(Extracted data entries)
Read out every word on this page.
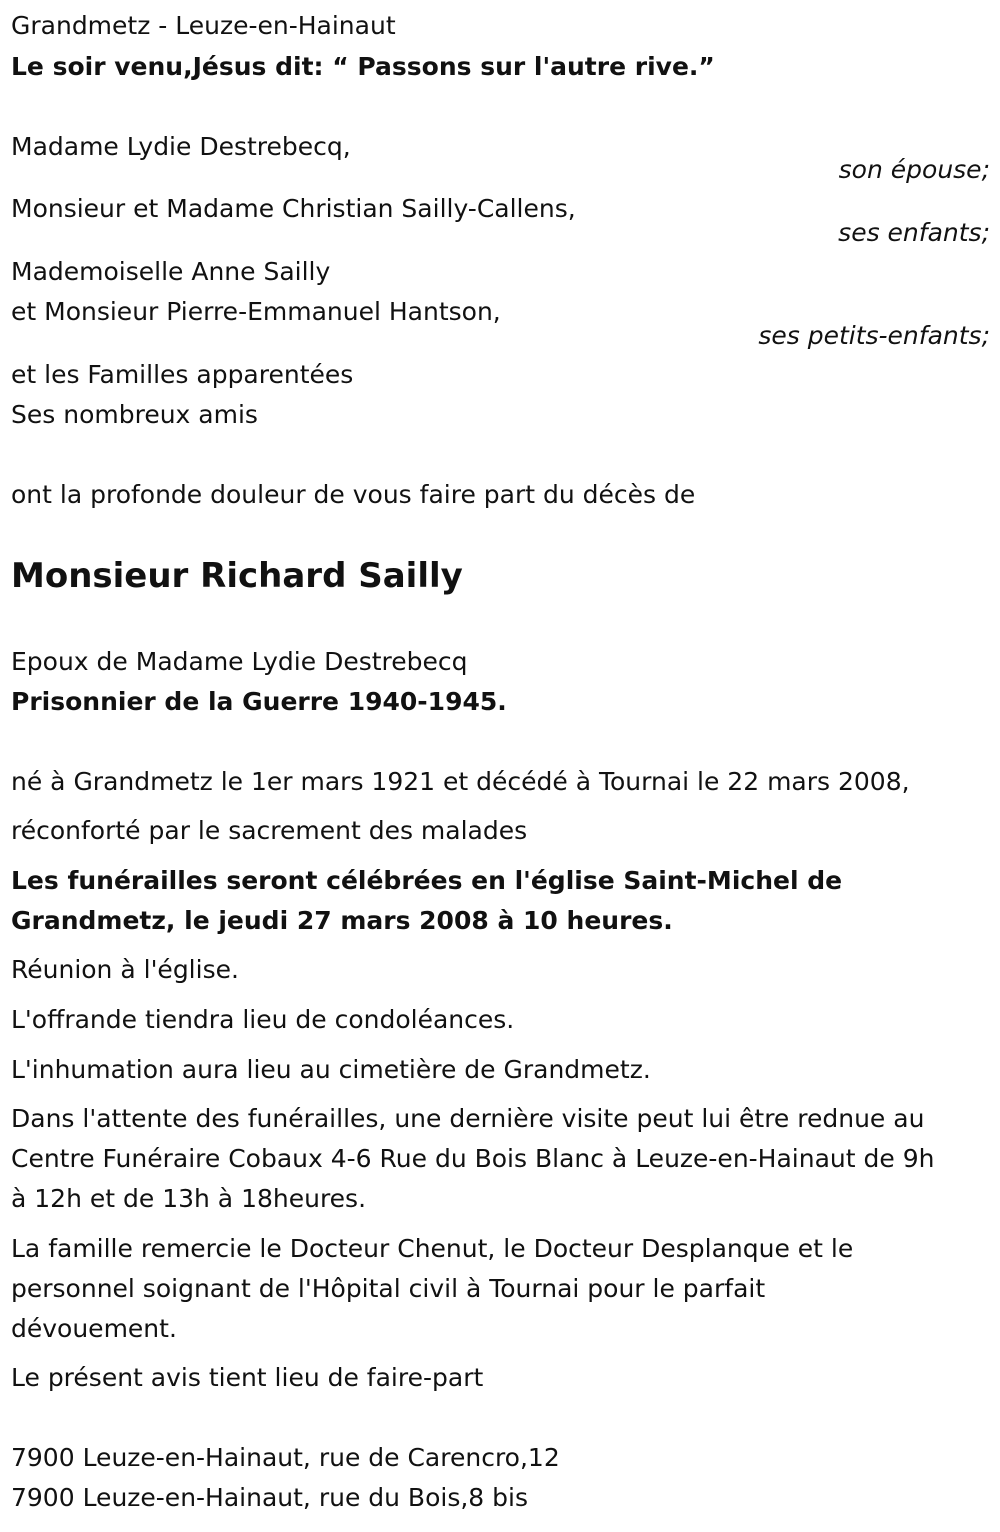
Grandmetz - Leuze-en-Hainaut
Le soir venu,Jésus dit: “ Passons sur l'autre rive.”
Madame Lydie Destrebecq,
son épouse;
Monsieur et Madame Christian Sailly-Callens,
ses enfants;
Mademoiselle Anne Sailly
et Monsieur Pierre-Emmanuel Hantson,
ses petits-enfants;
et les Familles apparentées
Ses nombreux amis
ont la profonde douleur de vous faire part du décès de
Monsieur Richard Sailly
Epoux de Madame Lydie Destrebecq
Prisonnier de la Guerre 1940-1945.
né à Grandmetz le 1er mars 1921 et décédé à Tournai le 22 mars 2008,
réconforté par le sacrement des malades
Les funérailles seront célébrées en l'église Saint-Michel de
Grandmetz, le jeudi 27 mars 2008 à 10 heures.
Réunion à l'église.
L'offrande tiendra lieu de condoléances.
L'inhumation aura lieu au cimetière de Grandmetz.
Dans l'attente des funérailles, une dernière visite peut lui être rednue au
Centre Funéraire Cobaux 4-6 Rue du Bois Blanc à Leuze-en-Hainaut de 9h
à 12h et de 13h à 18heures.
La famille remercie le Docteur Chenut, le Docteur Desplanque et le
personnel soignant de l'Hôpital civil à Tournai pour le parfait
dévouement.
Le présent avis tient lieu de faire-part
7900 Leuze-en-Hainaut, rue de Carencro,12
7900 Leuze-en-Hainaut, rue du Bois,8 bis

=== Exercise brief ===
Where a line holds "Grandmetz", copy it out.

=== Answer below ===
Grandmetz - Leuze-en-Hainaut
né à Grandmetz le 1er mars 1921 et décédé à Tournai le 22 mars 2008,
Grandmetz, le jeudi 27 mars 2008 à 10 heures.
L'inhumation aura lieu au cimetière de Grandmetz.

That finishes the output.